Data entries
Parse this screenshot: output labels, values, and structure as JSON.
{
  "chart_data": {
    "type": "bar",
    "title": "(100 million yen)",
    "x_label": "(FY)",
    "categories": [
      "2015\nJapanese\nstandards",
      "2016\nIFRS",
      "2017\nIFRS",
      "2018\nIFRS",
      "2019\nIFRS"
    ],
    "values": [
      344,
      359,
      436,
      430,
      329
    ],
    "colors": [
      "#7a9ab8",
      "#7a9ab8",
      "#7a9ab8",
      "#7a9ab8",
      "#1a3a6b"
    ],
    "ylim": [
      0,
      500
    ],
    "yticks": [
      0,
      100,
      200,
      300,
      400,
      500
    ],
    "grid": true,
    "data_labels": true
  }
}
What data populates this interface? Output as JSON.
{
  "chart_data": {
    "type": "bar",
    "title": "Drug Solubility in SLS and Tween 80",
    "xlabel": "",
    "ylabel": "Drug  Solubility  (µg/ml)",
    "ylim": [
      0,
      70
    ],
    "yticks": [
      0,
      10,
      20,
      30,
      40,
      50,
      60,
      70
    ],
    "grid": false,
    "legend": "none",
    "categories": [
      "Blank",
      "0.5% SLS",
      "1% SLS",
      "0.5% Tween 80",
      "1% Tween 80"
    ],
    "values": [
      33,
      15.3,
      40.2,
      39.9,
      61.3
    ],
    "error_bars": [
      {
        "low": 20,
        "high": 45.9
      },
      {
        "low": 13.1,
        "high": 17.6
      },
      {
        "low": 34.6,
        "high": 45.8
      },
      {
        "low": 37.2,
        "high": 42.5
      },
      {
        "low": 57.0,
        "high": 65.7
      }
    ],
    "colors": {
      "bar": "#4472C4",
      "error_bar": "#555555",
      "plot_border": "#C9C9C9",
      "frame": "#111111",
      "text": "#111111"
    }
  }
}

## What the exercise asks
Only lines that contain the word "this" are wanted; copy each of them.

## Final result
Parse this screenshot: output labels, values, and structure as JSON.
What data populates this interface? Output as JSON.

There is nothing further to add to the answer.